**MATERIAL PROVIDED**
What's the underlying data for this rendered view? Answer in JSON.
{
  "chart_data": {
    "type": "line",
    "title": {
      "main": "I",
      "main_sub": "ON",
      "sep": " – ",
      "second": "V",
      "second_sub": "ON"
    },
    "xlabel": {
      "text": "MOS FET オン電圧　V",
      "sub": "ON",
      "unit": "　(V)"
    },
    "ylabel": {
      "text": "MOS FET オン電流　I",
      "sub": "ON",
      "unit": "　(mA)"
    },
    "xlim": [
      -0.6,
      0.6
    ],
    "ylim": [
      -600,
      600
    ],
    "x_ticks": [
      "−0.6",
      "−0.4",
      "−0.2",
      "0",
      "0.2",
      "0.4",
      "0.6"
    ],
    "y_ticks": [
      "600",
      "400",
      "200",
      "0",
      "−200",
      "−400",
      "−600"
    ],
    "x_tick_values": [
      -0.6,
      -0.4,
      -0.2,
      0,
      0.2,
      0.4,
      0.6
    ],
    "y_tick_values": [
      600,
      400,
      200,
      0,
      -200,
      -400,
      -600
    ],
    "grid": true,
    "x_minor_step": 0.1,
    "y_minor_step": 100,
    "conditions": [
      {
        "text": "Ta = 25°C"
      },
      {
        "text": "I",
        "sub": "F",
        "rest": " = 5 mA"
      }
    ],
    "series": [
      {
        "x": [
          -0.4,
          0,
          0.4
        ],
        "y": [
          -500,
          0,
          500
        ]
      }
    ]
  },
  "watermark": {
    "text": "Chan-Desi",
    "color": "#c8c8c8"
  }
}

**DIRECTIVE**
Read the entries and show each line that mentions "text".

**SOLVED EXERCISE**
      "text": "MOS FET オン電圧　V",
      "text": "MOS FET オン電流　I",
        "text": "Ta = 25°C"
        "text": "I",
    "text": "Chan-Desi",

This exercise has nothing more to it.